:: Exercise description ::
State how many lines of the listing below include the word "color". Give only the number.

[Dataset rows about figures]
◇ ◇ ◇ ◇ ◇ ◇ ◇

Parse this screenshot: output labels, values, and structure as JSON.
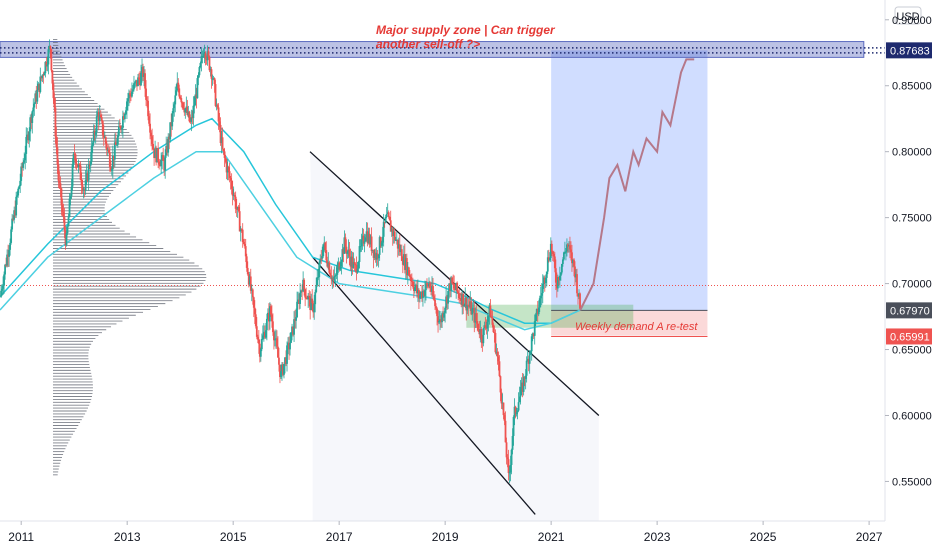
{
  "chart_data": {
    "type": "line",
    "title": "",
    "instrument_hint": "",
    "y_axis": {
      "unit_label": "USD",
      "ticks": [
        0.9,
        0.85,
        0.8,
        0.75,
        0.7,
        0.65,
        0.6,
        0.55
      ],
      "tick_labels": [
        "0.90000",
        "0.85000",
        "0.80000",
        "0.75000",
        "0.70000",
        "0.65000",
        "0.60000",
        "0.55000"
      ],
      "ylim": [
        0.52,
        0.915
      ]
    },
    "x_axis": {
      "ticks": [
        2011,
        2013,
        2015,
        2017,
        2019,
        2021,
        2023,
        2025,
        2027
      ],
      "tick_labels": [
        "2011",
        "2013",
        "2015",
        "2017",
        "2019",
        "2021",
        "2023",
        "2025",
        "2027"
      ],
      "xlim": [
        2010.6,
        2027.3
      ]
    },
    "price_series": {
      "name": "",
      "x": [
        2010.6,
        2010.9,
        2011.2,
        2011.55,
        2011.7,
        2011.85,
        2012.0,
        2012.2,
        2012.45,
        2012.7,
        2013.0,
        2013.3,
        2013.5,
        2013.7,
        2013.95,
        2014.2,
        2014.45,
        2014.6,
        2014.8,
        2015.0,
        2015.2,
        2015.5,
        2015.7,
        2015.9,
        2016.1,
        2016.3,
        2016.5,
        2016.7,
        2016.9,
        2017.1,
        2017.3,
        2017.5,
        2017.7,
        2017.9,
        2018.1,
        2018.3,
        2018.5,
        2018.7,
        2018.9,
        2019.1,
        2019.3,
        2019.5,
        2019.7,
        2019.85,
        2020.0,
        2020.1,
        2020.2,
        2020.3,
        2020.45,
        2020.6,
        2020.8,
        2021.0,
        2021.1,
        2021.3,
        2021.45,
        2021.55
      ],
      "y": [
        0.69,
        0.76,
        0.83,
        0.88,
        0.78,
        0.73,
        0.8,
        0.77,
        0.83,
        0.79,
        0.84,
        0.86,
        0.8,
        0.79,
        0.85,
        0.82,
        0.88,
        0.86,
        0.8,
        0.77,
        0.73,
        0.65,
        0.68,
        0.63,
        0.66,
        0.7,
        0.68,
        0.73,
        0.7,
        0.73,
        0.71,
        0.74,
        0.72,
        0.75,
        0.73,
        0.71,
        0.69,
        0.7,
        0.67,
        0.7,
        0.69,
        0.68,
        0.66,
        0.68,
        0.64,
        0.6,
        0.55,
        0.6,
        0.62,
        0.65,
        0.69,
        0.73,
        0.7,
        0.73,
        0.71,
        0.68
      ]
    },
    "projection_series": {
      "name": "",
      "x": [
        2021.55,
        2021.8,
        2022.0,
        2022.1,
        2022.25,
        2022.4,
        2022.55,
        2022.65,
        2022.8,
        2023.0,
        2023.1,
        2023.25,
        2023.45,
        2023.55,
        2023.7
      ],
      "y": [
        0.68,
        0.7,
        0.75,
        0.78,
        0.79,
        0.77,
        0.8,
        0.79,
        0.81,
        0.8,
        0.83,
        0.82,
        0.86,
        0.87,
        0.87
      ]
    },
    "moving_averages": [
      {
        "name": "",
        "color": "#26c6da",
        "x": [
          2010.6,
          2011.5,
          2012.5,
          2013.5,
          2014.3,
          2014.6,
          2015.2,
          2015.8,
          2016.5,
          2017.2,
          2018.0,
          2018.8,
          2019.4,
          2019.9,
          2020.5,
          2021.0,
          2021.55
        ],
        "y": [
          0.69,
          0.73,
          0.77,
          0.8,
          0.82,
          0.825,
          0.8,
          0.76,
          0.72,
          0.71,
          0.705,
          0.7,
          0.69,
          0.68,
          0.67,
          0.67,
          0.68
        ]
      },
      {
        "name": "",
        "color": "#4dd0e1",
        "x": [
          2010.6,
          2011.5,
          2012.5,
          2013.5,
          2014.3,
          2014.8,
          2015.5,
          2016.2,
          2017.0,
          2017.8,
          2018.6,
          2019.3,
          2019.9,
          2020.5,
          2021.0,
          2021.55
        ],
        "y": [
          0.68,
          0.72,
          0.75,
          0.78,
          0.8,
          0.8,
          0.76,
          0.72,
          0.7,
          0.695,
          0.69,
          0.685,
          0.675,
          0.665,
          0.67,
          0.68
        ]
      }
    ],
    "levels": [
      {
        "value": 0.87683,
        "label": "0.87683",
        "color": "#1e2a6e",
        "style": "dotted"
      },
      {
        "value": 0.6797,
        "label": "0.67970",
        "color": "#4a4f5a",
        "style": "solid"
      },
      {
        "value": 0.65991,
        "label": "0.65991",
        "color": "#ef5350",
        "style": "solid"
      },
      {
        "value": 0.6985,
        "label": "",
        "color": "#ef5350",
        "style": "dotted"
      }
    ],
    "zones": {
      "supply": {
        "x0": 2010.6,
        "x1": 2026.9,
        "y0": 0.8715,
        "y1": 0.8835
      },
      "demand": {
        "x0": 2019.4,
        "x1": 2022.55,
        "y0": 0.6665,
        "y1": 0.684
      },
      "target": {
        "x0": 2021.0,
        "x1": 2023.95,
        "y0": 0.6797,
        "y1": 0.8768
      },
      "stop": {
        "x0": 2021.0,
        "x1": 2023.95,
        "y0": 0.6605,
        "y1": 0.6797
      }
    },
    "channel": {
      "upper": {
        "x0": 2016.45,
        "y0": 0.8,
        "x1": 2021.9,
        "y1": 0.6
      },
      "lower": {
        "x0": 2016.5,
        "y0": 0.72,
        "x1": 2020.7,
        "y1": 0.525
      }
    },
    "annotations": [
      {
        "text": "Major supply zone | Can trigger",
        "role": "supply-note-line-1"
      },
      {
        "text": "another sell-off ?>",
        "role": "supply-note-line-2"
      },
      {
        "text": "Weekly demand A re-test",
        "role": "demand-note"
      }
    ],
    "grid": false,
    "legend": "none"
  }
}
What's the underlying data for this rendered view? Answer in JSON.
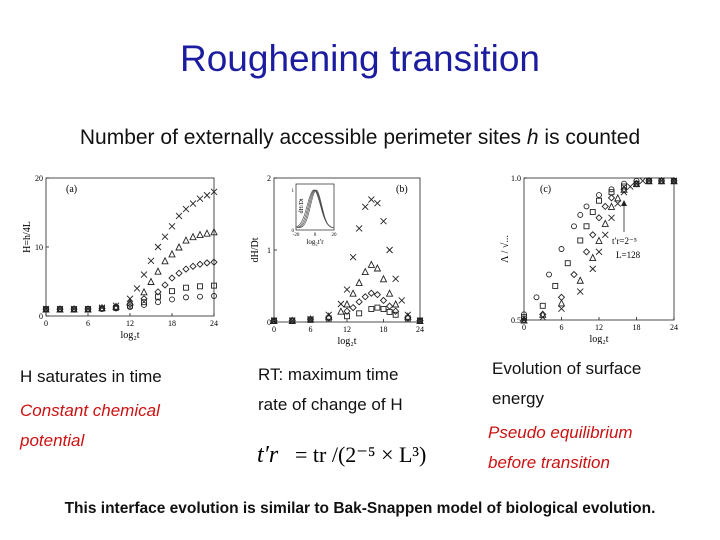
{
  "title": "Roughening transition",
  "subtitle": {
    "before": "Number of externally accessible perimeter sites ",
    "var": "h",
    "after": " is counted"
  },
  "captions": {
    "a_line1": "H saturates in time",
    "a_line2": "Constant chemical",
    "a_line3": "potential",
    "b_line1": "RT: maximum time",
    "b_line2": "rate of change of H",
    "c_line1": "Evolution of surface",
    "c_line2": "energy",
    "c_line3": "Pseudo equilibrium",
    "c_line4": "before transition"
  },
  "formula": {
    "lhs": "t′r",
    "rhs": "= tr /(2⁻⁵ × L³)"
  },
  "bottom_text": "This interface evolution is similar to Bak-Snappen model of biological evolution.",
  "chart_data": [
    {
      "type": "scatter",
      "panel_label": "(a)",
      "xlabel": "log₂t",
      "ylabel": "H=h/4L",
      "xlim": [
        0,
        24
      ],
      "ylim": [
        0,
        20
      ],
      "xticks": [
        "0",
        "6",
        "12",
        "18",
        "24"
      ],
      "yticks": [
        "0",
        "10",
        "20"
      ],
      "series": [
        {
          "marker": "x",
          "x": [
            0,
            2,
            4,
            6,
            8,
            10,
            12,
            13,
            14,
            15,
            16,
            17,
            18,
            19,
            20,
            21,
            22,
            23,
            24
          ],
          "y": [
            1,
            1,
            1,
            1,
            1.2,
            1.5,
            2.5,
            4,
            6,
            8,
            10,
            11.5,
            13,
            14.5,
            15.5,
            16.3,
            17,
            17.5,
            18
          ]
        },
        {
          "marker": "triangle",
          "x": [
            0,
            2,
            4,
            6,
            8,
            10,
            12,
            14,
            15,
            16,
            17,
            18,
            19,
            20,
            21,
            22,
            23,
            24
          ],
          "y": [
            1,
            1,
            1,
            1,
            1.2,
            1.4,
            2,
            3.5,
            5,
            6.5,
            8,
            9,
            10,
            11,
            11.5,
            11.8,
            12,
            12.2
          ]
        },
        {
          "marker": "diamond",
          "x": [
            0,
            2,
            4,
            6,
            8,
            10,
            12,
            14,
            16,
            17,
            18,
            19,
            20,
            21,
            22,
            23,
            24
          ],
          "y": [
            1,
            1,
            1,
            1,
            1.1,
            1.3,
            1.7,
            2.5,
            3.5,
            4.5,
            5.5,
            6.2,
            6.8,
            7.2,
            7.5,
            7.7,
            7.8
          ]
        },
        {
          "marker": "square",
          "x": [
            0,
            2,
            4,
            6,
            8,
            10,
            12,
            14,
            16,
            18,
            20,
            22,
            24
          ],
          "y": [
            1,
            1,
            1,
            1,
            1.1,
            1.2,
            1.5,
            2,
            2.8,
            3.6,
            4.1,
            4.3,
            4.4
          ]
        },
        {
          "marker": "circle",
          "x": [
            0,
            2,
            4,
            6,
            8,
            10,
            12,
            14,
            16,
            18,
            20,
            22,
            24
          ],
          "y": [
            1,
            1,
            1,
            1,
            1,
            1.1,
            1.3,
            1.6,
            2,
            2.4,
            2.7,
            2.8,
            2.9
          ]
        }
      ]
    },
    {
      "type": "scatter",
      "panel_label": "(b)",
      "xlabel": "log₂t",
      "ylabel": "dH/Dt",
      "xlim": [
        0,
        24
      ],
      "ylim": [
        0,
        2
      ],
      "xticks": [
        "0",
        "6",
        "12",
        "18",
        "24"
      ],
      "yticks": [
        "0",
        "1",
        "2"
      ],
      "inset": {
        "xlabel": "log₂t′r",
        "ylabel": "dH/Dt",
        "xticks": [
          "-20",
          "0",
          "20"
        ],
        "yticks": [
          "0",
          "1"
        ]
      },
      "series": [
        {
          "marker": "x",
          "x": [
            0,
            3,
            6,
            9,
            11,
            12,
            13,
            14,
            15,
            16,
            17,
            18,
            19,
            20,
            21,
            22,
            24
          ],
          "y": [
            0.02,
            0.02,
            0.04,
            0.1,
            0.25,
            0.45,
            0.9,
            1.3,
            1.6,
            1.7,
            1.65,
            1.4,
            1.0,
            0.6,
            0.3,
            0.1,
            0.02
          ]
        },
        {
          "marker": "triangle",
          "x": [
            0,
            3,
            6,
            9,
            11,
            12,
            13,
            14,
            15,
            16,
            17,
            18,
            19,
            20,
            22,
            24
          ],
          "y": [
            0.02,
            0.02,
            0.04,
            0.08,
            0.15,
            0.25,
            0.4,
            0.55,
            0.7,
            0.8,
            0.75,
            0.6,
            0.4,
            0.25,
            0.08,
            0.02
          ]
        },
        {
          "marker": "diamond",
          "x": [
            0,
            3,
            6,
            9,
            12,
            13,
            14,
            15,
            16,
            17,
            18,
            19,
            20,
            22,
            24
          ],
          "y": [
            0.02,
            0.02,
            0.04,
            0.06,
            0.15,
            0.2,
            0.28,
            0.35,
            0.4,
            0.38,
            0.3,
            0.22,
            0.15,
            0.06,
            0.02
          ]
        },
        {
          "marker": "square",
          "x": [
            0,
            3,
            6,
            9,
            12,
            14,
            16,
            17,
            18,
            19,
            20,
            22,
            24
          ],
          "y": [
            0.02,
            0.02,
            0.03,
            0.05,
            0.08,
            0.12,
            0.18,
            0.2,
            0.18,
            0.14,
            0.1,
            0.05,
            0.02
          ]
        }
      ]
    },
    {
      "type": "scatter",
      "panel_label": "(c)",
      "xlabel": "log₂t",
      "ylabel": "Λ / √...",
      "xlim": [
        0,
        24
      ],
      "ylim": [
        0.5,
        1.0
      ],
      "xticks": [
        "0",
        "6",
        "12",
        "18",
        "24"
      ],
      "yticks": [
        "0.5",
        "1.0"
      ],
      "annotations": [
        "t′r=2⁻⁵",
        "L=128"
      ],
      "series": [
        {
          "marker": "x",
          "x": [
            0,
            3,
            6,
            9,
            11,
            12,
            13,
            14,
            15,
            16,
            17,
            18,
            19,
            20,
            22,
            24
          ],
          "y": [
            0.5,
            0.51,
            0.54,
            0.6,
            0.68,
            0.74,
            0.8,
            0.86,
            0.91,
            0.95,
            0.97,
            0.98,
            0.99,
            0.99,
            0.99,
            0.99
          ]
        },
        {
          "marker": "triangle",
          "x": [
            0,
            3,
            6,
            9,
            11,
            12,
            13,
            14,
            15,
            16,
            18,
            20,
            22,
            24
          ],
          "y": [
            0.5,
            0.52,
            0.56,
            0.64,
            0.72,
            0.78,
            0.84,
            0.9,
            0.93,
            0.96,
            0.98,
            0.99,
            0.99,
            0.99
          ]
        },
        {
          "marker": "diamond",
          "x": [
            0,
            3,
            6,
            8,
            10,
            11,
            12,
            13,
            14,
            16,
            18,
            20,
            22,
            24
          ],
          "y": [
            0.5,
            0.52,
            0.58,
            0.66,
            0.74,
            0.8,
            0.86,
            0.9,
            0.93,
            0.96,
            0.98,
            0.99,
            0.99,
            0.99
          ]
        },
        {
          "marker": "square",
          "x": [
            0,
            3,
            5,
            7,
            9,
            10,
            11,
            12,
            14,
            16,
            18,
            20,
            22,
            24
          ],
          "y": [
            0.51,
            0.55,
            0.62,
            0.7,
            0.78,
            0.83,
            0.88,
            0.92,
            0.95,
            0.97,
            0.98,
            0.99,
            0.99,
            0.99
          ]
        },
        {
          "marker": "circle",
          "x": [
            0,
            2,
            4,
            6,
            8,
            9,
            10,
            12,
            14,
            16,
            18,
            20,
            22,
            24
          ],
          "y": [
            0.52,
            0.58,
            0.66,
            0.75,
            0.83,
            0.87,
            0.9,
            0.94,
            0.96,
            0.98,
            0.99,
            0.99,
            0.99,
            0.99
          ]
        }
      ]
    }
  ]
}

◇ ◇ ◇ ◇ ◇ ◇ ◇

:: Solution ::
6